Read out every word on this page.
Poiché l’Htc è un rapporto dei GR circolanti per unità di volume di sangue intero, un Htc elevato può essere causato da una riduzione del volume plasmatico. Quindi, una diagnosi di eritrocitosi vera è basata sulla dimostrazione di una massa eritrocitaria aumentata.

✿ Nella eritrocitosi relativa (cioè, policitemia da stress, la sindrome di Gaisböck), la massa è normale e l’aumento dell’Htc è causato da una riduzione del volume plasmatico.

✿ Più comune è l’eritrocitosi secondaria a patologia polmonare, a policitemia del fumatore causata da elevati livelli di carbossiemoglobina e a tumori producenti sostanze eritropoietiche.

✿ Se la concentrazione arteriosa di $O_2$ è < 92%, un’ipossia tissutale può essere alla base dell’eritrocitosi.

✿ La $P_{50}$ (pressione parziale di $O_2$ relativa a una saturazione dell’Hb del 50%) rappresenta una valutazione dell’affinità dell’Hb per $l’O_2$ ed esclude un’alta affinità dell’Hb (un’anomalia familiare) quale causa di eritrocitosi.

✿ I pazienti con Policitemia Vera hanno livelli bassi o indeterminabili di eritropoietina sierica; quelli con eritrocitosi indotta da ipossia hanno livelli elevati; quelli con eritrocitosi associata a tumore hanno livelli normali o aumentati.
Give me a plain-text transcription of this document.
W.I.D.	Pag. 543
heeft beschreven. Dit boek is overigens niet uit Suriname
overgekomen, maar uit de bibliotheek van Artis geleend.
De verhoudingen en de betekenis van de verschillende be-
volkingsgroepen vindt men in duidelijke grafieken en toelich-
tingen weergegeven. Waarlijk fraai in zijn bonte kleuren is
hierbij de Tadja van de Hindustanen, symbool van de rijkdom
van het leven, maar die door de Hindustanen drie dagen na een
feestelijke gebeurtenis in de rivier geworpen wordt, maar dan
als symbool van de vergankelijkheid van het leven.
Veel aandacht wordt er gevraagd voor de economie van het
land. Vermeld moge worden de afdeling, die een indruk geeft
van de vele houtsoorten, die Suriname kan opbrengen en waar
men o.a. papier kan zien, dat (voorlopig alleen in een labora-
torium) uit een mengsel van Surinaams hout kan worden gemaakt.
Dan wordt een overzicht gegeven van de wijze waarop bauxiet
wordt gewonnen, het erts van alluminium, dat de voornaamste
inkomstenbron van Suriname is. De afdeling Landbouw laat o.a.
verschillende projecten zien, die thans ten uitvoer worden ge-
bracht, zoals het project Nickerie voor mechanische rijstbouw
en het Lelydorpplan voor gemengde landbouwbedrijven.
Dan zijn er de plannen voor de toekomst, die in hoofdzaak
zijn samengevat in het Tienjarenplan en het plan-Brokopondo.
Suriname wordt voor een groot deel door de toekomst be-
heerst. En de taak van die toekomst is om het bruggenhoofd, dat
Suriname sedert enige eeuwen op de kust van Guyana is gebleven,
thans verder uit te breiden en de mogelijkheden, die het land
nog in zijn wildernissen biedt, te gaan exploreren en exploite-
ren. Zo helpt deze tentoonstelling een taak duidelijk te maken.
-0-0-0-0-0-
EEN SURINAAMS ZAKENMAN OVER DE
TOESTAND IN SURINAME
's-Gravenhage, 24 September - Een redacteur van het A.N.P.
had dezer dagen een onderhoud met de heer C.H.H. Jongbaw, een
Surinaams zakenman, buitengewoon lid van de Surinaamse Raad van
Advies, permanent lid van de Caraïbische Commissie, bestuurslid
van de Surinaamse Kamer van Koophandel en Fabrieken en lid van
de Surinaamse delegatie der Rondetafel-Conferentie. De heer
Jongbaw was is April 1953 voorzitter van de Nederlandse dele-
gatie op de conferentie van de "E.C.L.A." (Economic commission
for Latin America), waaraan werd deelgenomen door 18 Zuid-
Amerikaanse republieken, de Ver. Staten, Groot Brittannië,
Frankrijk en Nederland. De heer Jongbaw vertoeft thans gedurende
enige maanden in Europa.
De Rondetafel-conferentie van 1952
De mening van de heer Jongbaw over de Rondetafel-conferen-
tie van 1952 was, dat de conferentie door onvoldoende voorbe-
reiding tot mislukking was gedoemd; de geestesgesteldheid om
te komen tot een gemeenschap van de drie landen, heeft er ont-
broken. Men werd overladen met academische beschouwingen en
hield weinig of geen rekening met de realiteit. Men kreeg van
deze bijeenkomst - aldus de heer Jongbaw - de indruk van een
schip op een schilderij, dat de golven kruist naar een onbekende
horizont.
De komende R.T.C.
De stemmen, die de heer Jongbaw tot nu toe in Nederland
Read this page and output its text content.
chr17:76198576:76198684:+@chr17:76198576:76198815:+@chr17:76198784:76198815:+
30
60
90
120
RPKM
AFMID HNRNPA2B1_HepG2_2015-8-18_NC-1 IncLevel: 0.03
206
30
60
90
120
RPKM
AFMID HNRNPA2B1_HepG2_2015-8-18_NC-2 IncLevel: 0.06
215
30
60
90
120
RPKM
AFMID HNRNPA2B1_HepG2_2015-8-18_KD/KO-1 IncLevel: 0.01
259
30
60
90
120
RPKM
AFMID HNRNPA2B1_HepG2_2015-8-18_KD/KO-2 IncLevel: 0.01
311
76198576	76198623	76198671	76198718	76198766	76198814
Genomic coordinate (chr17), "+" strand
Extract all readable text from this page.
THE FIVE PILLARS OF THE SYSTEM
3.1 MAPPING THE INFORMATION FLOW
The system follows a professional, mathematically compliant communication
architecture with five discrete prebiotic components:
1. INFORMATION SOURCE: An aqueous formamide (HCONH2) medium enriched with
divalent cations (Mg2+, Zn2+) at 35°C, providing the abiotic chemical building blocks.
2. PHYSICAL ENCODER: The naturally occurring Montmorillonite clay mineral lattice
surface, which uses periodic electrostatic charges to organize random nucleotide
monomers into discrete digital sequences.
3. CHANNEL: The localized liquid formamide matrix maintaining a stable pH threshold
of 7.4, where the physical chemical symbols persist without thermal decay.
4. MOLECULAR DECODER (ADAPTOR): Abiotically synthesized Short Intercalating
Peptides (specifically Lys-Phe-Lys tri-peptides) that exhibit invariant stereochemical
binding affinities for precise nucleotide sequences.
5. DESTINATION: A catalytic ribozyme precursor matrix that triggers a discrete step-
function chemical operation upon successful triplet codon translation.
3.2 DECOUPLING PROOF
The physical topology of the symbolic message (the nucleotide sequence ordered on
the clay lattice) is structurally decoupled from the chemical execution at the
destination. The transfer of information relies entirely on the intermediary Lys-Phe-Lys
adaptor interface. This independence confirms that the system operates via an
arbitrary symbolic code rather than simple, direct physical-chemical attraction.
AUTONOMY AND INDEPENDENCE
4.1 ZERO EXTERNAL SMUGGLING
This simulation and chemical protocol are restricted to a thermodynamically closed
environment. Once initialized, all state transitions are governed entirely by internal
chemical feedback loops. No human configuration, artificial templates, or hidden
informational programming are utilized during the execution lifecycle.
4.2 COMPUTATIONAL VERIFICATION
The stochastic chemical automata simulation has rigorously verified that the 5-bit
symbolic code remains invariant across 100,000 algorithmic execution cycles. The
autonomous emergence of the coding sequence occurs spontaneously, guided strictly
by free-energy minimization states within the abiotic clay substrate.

§ Work required: Take the material above and transcribe all of it exactly.

§ Answer box:
Read out every word on this page.
Poiché l’Htc è un rapporto dei GR circolanti per unità di volume di sangue intero, un Htc elevato può essere causato da una riduzione del volume plasmatico. Quindi, una diagnosi di eritrocitosi vera è basata sulla dimostrazione di una massa eritrocitaria aumentata.

✿ Nella eritrocitosi relativa (cioè, policitemia da stress, la sindrome di Gaisböck), la massa è normale e l’aumento dell’Htc è causato da una riduzione del volume plasmatico.

✿ Più comune è l’eritrocitosi secondaria a patologia polmonare, a policitemia del fumatore causata da elevati livelli di carbossiemoglobina e a tumori producenti sostanze eritropoietiche.

✿ Se la concentrazione arteriosa di $O_2$ è < 92%, un’ipossia tissutale può essere alla base dell’eritrocitosi.

✿ La $P_{50}$ (pressione parziale di $O_2$ relativa a una saturazione dell’Hb del 50%) rappresenta una valutazione dell’affinità dell’Hb per $l’O_2$ ed esclude un’alta affinità dell’Hb (un’anomalia familiare) quale causa di eritrocitosi.

✿ I pazienti con Policitemia Vera hanno livelli bassi o indeterminabili di eritropoietina sierica; quelli con eritrocitosi indotta da ipossia hanno livelli elevati; quelli con eritrocitosi associata a tumore hanno livelli normali o aumentati.
Give me a plain-text transcription of this document.
W.I.D.	Pag. 543
heeft beschreven. Dit boek is overigens niet uit Suriname
overgekomen, maar uit de bibliotheek van Artis geleend.
De verhoudingen en de betekenis van de verschillende be-
volkingsgroepen vindt men in duidelijke grafieken en toelich-
tingen weergegeven. Waarlijk fraai in zijn bonte kleuren is
hierbij de Tadja van de Hindustanen, symbool van de rijkdom
van het leven, maar die door de Hindustanen drie dagen na een
feestelijke gebeurtenis in de rivier geworpen wordt, maar dan
als symbool van de vergankelijkheid van het leven.
Veel aandacht wordt er gevraagd voor de economie van het
land. Vermeld moge worden de afdeling, die een indruk geeft
van de vele houtsoorten, die Suriname kan opbrengen en waar
men o.a. papier kan zien, dat (voorlopig alleen in een labora-
torium) uit een mengsel van Surinaams hout kan worden gemaakt.
Dan wordt een overzicht gegeven van de wijze waarop bauxiet
wordt gewonnen, het erts van alluminium, dat de voornaamste
inkomstenbron van Suriname is. De afdeling Landbouw laat o.a.
verschillende projecten zien, die thans ten uitvoer worden ge-
bracht, zoals het project Nickerie voor mechanische rijstbouw
en het Lelydorpplan voor gemengde landbouwbedrijven.
Dan zijn er de plannen voor de toekomst, die in hoofdzaak
zijn samengevat in het Tienjarenplan en het plan-Brokopondo.
Suriname wordt voor een groot deel door de toekomst be-
heerst. En de taak van die toekomst is om het bruggenhoofd, dat
Suriname sedert enige eeuwen op de kust van Guyana is gebleven,
thans verder uit te breiden en de mogelijkheden, die het land
nog in zijn wildernissen biedt, te gaan exploreren en exploite-
ren. Zo helpt deze tentoonstelling een taak duidelijk te maken.
-0-0-0-0-0-
EEN SURINAAMS ZAKENMAN OVER DE
TOESTAND IN SURINAME
's-Gravenhage, 24 September - Een redacteur van het A.N.P.
had dezer dagen een onderhoud met de heer C.H.H. Jongbaw, een
Surinaams zakenman, buitengewoon lid van de Surinaamse Raad van
Advies, permanent lid van de Caraïbische Commissie, bestuurslid
van de Surinaamse Kamer van Koophandel en Fabrieken en lid van
de Surinaamse delegatie der Rondetafel-Conferentie. De heer
Jongbaw was is April 1953 voorzitter van de Nederlandse dele-
gatie op de conferentie van de "E.C.L.A." (Economic commission
for Latin America), waaraan werd deelgenomen door 18 Zuid-
Amerikaanse republieken, de Ver. Staten, Groot Brittannië,
Frankrijk en Nederland. De heer Jongbaw vertoeft thans gedurende
enige maanden in Europa.
De Rondetafel-conferentie van 1952
De mening van de heer Jongbaw over de Rondetafel-conferen-
tie van 1952 was, dat de conferentie door onvoldoende voorbe-
reiding tot mislukking was gedoemd; de geestesgesteldheid om
te komen tot een gemeenschap van de drie landen, heeft er ont-
broken. Men werd overladen met academische beschouwingen en
hield weinig of geen rekening met de realiteit. Men kreeg van
deze bijeenkomst - aldus de heer Jongbaw - de indruk van een
schip op een schilderij, dat de golven kruist naar een onbekende
horizont.
De komende R.T.C.
De stemmen, die de heer Jongbaw tot nu toe in Nederland
Read this page and output its text content.
chr17:76198576:76198684:+@chr17:76198576:76198815:+@chr17:76198784:76198815:+
30
60
90
120
RPKM
AFMID HNRNPA2B1_HepG2_2015-8-18_NC-1 IncLevel: 0.03
206
30
60
90
120
RPKM
AFMID HNRNPA2B1_HepG2_2015-8-18_NC-2 IncLevel: 0.06
215
30
60
90
120
RPKM
AFMID HNRNPA2B1_HepG2_2015-8-18_KD/KO-1 IncLevel: 0.01
259
30
60
90
120
RPKM
AFMID HNRNPA2B1_HepG2_2015-8-18_KD/KO-2 IncLevel: 0.01
311
76198576	76198623	76198671	76198718	76198766	76198814
Genomic coordinate (chr17), "+" strand
Extract all readable text from this page.
THE FIVE PILLARS OF THE SYSTEM
3.1 MAPPING THE INFORMATION FLOW
The system follows a professional, mathematically compliant communication
architecture with five discrete prebiotic components:
1. INFORMATION SOURCE: An aqueous formamide (HCONH2) medium enriched with
divalent cations (Mg2+, Zn2+) at 35°C, providing the abiotic chemical building blocks.
2. PHYSICAL ENCODER: The naturally occurring Montmorillonite clay mineral lattice
surface, which uses periodic electrostatic charges to organize random nucleotide
monomers into discrete digital sequences.
3. CHANNEL: The localized liquid formamide matrix maintaining a stable pH threshold
of 7.4, where the physical chemical symbols persist without thermal decay.
4. MOLECULAR DECODER (ADAPTOR): Abiotically synthesized Short Intercalating
Peptides (specifically Lys-Phe-Lys tri-peptides) that exhibit invariant stereochemical
binding affinities for precise nucleotide sequences.
5. DESTINATION: A catalytic ribozyme precursor matrix that triggers a discrete step-
function chemical operation upon successful triplet codon translation.
3.2 DECOUPLING PROOF
The physical topology of the symbolic message (the nucleotide sequence ordered on
the clay lattice) is structurally decoupled from the chemical execution at the
destination. The transfer of information relies entirely on the intermediary Lys-Phe-Lys
adaptor interface. This independence confirms that the system operates via an
arbitrary symbolic code rather than simple, direct physical-chemical attraction.
AUTONOMY AND INDEPENDENCE
4.1 ZERO EXTERNAL SMUGGLING
This simulation and chemical protocol are restricted to a thermodynamically closed
environment. Once initialized, all state transitions are governed entirely by internal
chemical feedback loops. No human configuration, artificial templates, or hidden
informational programming are utilized during the execution lifecycle.
4.2 COMPUTATIONAL VERIFICATION
The stochastic chemical automata simulation has rigorously verified that the 5-bit
symbolic code remains invariant across 100,000 algorithmic execution cycles. The
autonomous emergence of the coding sequence occurs spontaneously, guided strictly
by free-energy minimization states within the abiotic clay substrate.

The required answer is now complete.